[Stored data]
──────
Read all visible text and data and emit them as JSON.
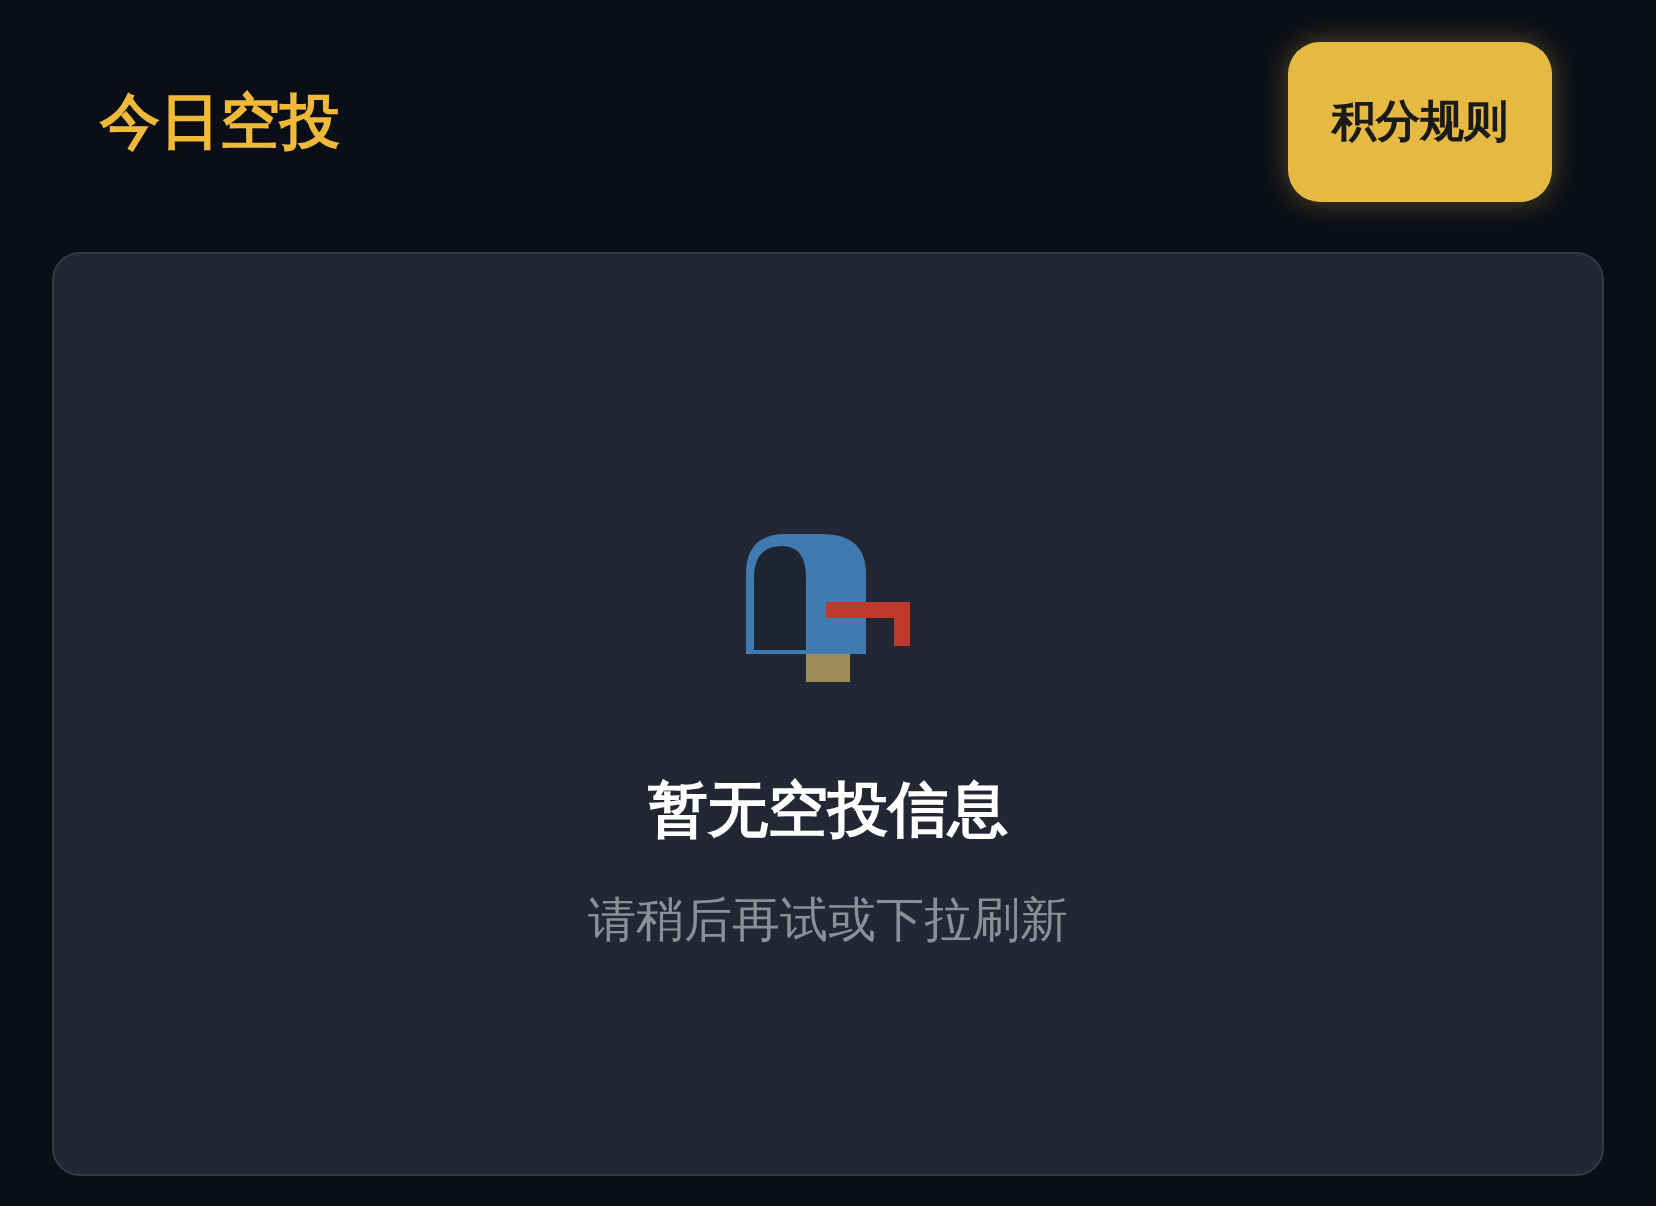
{
  "header": {
    "title": "今日空投",
    "rules_button": "积分规则"
  },
  "empty_state": {
    "title": "暂无空投信息",
    "hint": "请稍后再试或下拉刷新"
  }
}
──────
Leave out the pictures and give the rest of the records again exactly.

SOLUTION TO THIS TASK.
Read all visible text and data and emit them as JSON.
{
  "header": {
    "title": "今日空投",
    "rules_button": "积分规则"
  },
  "empty_state": {
    "title": "暂无空投信息",
    "hint": "请稍后再试或下拉刷新"
  }
}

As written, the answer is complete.